**MATERIALS PROVIDED:**

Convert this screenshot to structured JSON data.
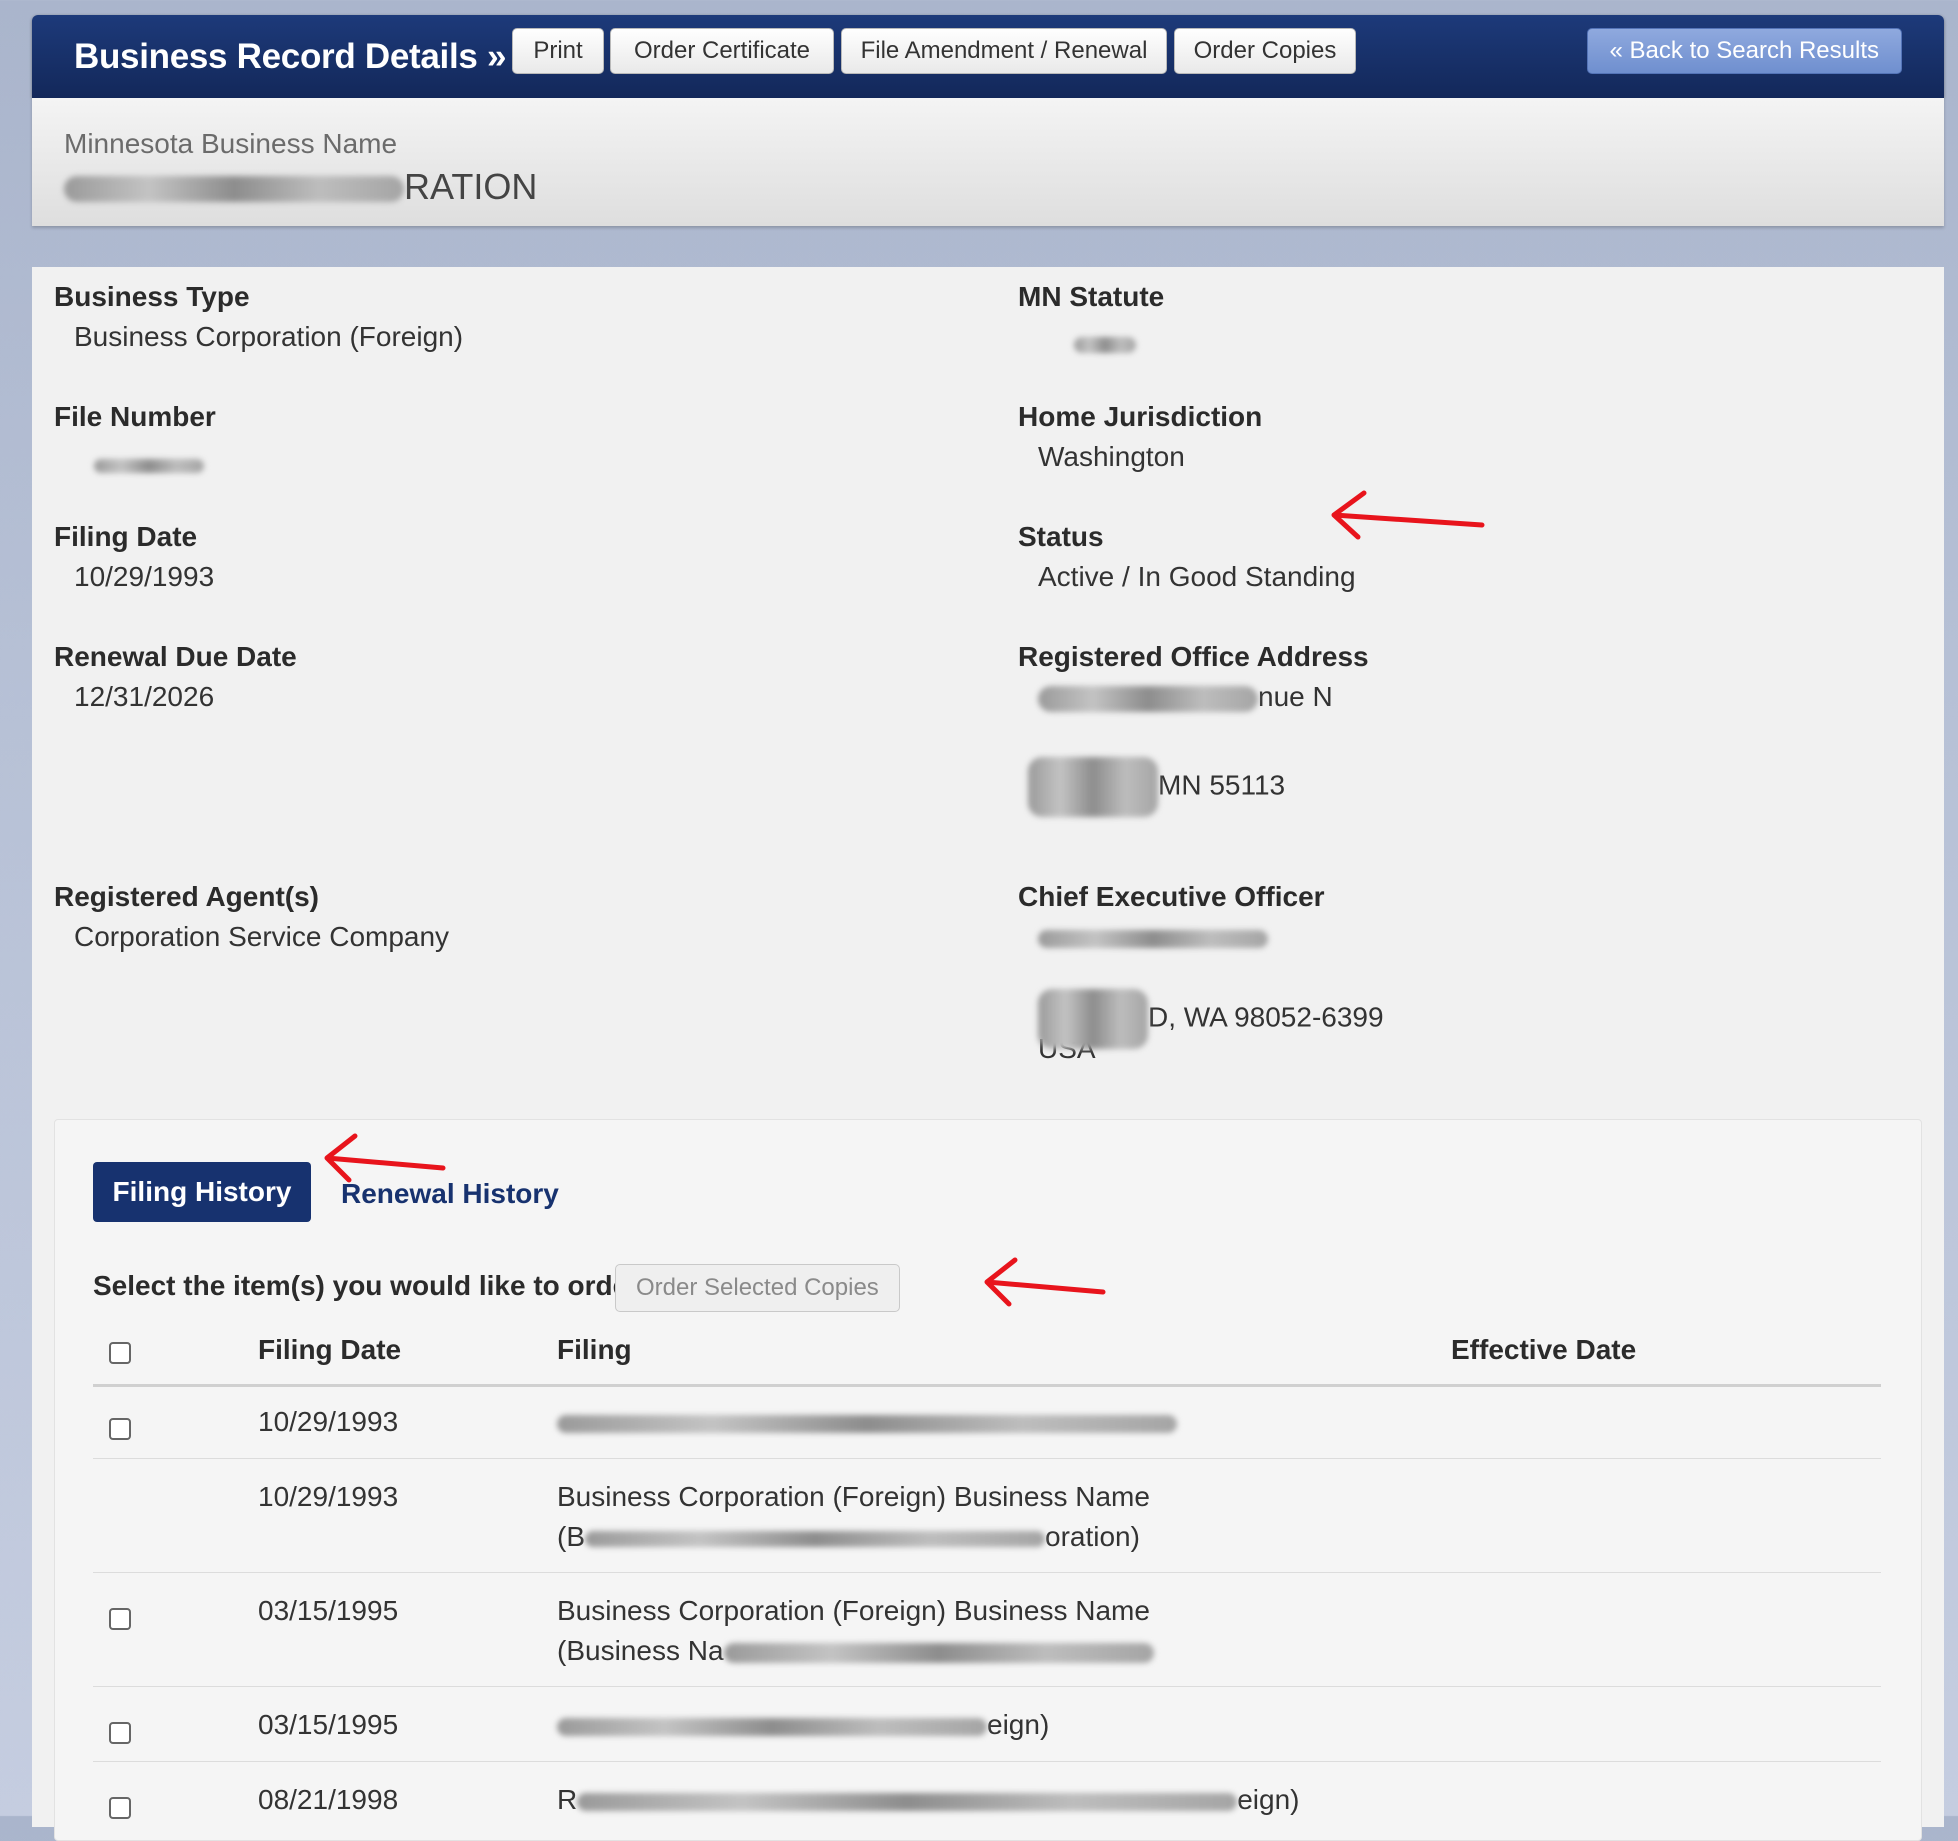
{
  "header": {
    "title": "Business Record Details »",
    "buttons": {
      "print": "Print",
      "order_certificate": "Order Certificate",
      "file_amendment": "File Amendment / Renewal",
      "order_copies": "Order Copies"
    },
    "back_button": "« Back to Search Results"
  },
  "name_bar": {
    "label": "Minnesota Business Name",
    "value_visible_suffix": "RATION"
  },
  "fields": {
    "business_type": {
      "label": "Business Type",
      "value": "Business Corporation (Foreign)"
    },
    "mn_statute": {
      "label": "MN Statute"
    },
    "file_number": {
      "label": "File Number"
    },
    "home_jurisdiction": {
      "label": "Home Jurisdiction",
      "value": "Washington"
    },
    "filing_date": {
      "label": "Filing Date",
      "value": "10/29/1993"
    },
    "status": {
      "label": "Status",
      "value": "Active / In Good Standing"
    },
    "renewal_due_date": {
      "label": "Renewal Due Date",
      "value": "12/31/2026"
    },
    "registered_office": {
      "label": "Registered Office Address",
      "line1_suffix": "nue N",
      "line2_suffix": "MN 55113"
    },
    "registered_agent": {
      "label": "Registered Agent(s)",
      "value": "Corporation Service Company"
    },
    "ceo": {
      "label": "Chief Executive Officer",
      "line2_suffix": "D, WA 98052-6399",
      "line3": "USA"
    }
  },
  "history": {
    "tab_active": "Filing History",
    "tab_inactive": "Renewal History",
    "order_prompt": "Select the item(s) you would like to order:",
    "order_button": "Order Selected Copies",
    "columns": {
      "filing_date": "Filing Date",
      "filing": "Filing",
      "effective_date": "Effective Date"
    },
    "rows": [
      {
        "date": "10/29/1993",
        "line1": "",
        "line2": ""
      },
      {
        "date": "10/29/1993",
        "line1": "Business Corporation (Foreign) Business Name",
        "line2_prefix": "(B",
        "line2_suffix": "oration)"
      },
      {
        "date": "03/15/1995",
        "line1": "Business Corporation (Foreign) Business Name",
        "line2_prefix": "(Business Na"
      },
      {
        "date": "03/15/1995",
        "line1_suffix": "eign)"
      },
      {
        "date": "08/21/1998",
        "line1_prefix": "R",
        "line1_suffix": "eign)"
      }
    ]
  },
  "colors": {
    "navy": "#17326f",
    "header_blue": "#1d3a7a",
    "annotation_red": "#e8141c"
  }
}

**WHAT TO PRODUCE:**
Among the records above, find each line holding the string "Copies" and pull it out.

**THE RESPONSE:**
      "order_copies": "Order Copies"
    "order_button": "Order Selected Copies",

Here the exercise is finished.